* SOURCE DATA
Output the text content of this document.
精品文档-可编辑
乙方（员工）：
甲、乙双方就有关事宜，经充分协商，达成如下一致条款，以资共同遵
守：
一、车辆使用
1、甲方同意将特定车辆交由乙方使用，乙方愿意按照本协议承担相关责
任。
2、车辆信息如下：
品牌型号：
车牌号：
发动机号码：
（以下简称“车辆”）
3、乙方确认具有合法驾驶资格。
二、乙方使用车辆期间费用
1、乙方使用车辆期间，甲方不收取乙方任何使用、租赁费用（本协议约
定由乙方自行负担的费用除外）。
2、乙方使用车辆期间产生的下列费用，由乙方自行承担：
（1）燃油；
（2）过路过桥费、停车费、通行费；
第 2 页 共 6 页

* EXERCISE DIRECTIONS
Copy out the whole listing, exactly as written.

* TASK ANSWER
Output the text content of this document.
精品文档-可编辑
乙方（员工）：
甲、乙双方就有关事宜，经充分协商，达成如下一致条款，以资共同遵
守：
一、车辆使用
1、甲方同意将特定车辆交由乙方使用，乙方愿意按照本协议承担相关责
任。
2、车辆信息如下：
品牌型号：
车牌号：
发动机号码：
（以下简称“车辆”）
3、乙方确认具有合法驾驶资格。
二、乙方使用车辆期间费用
1、乙方使用车辆期间，甲方不收取乙方任何使用、租赁费用（本协议约
定由乙方自行负担的费用除外）。
2、乙方使用车辆期间产生的下列费用，由乙方自行承担：
（1）燃油；
（2）过路过桥费、停车费、通行费；
第 2 页 共 6 页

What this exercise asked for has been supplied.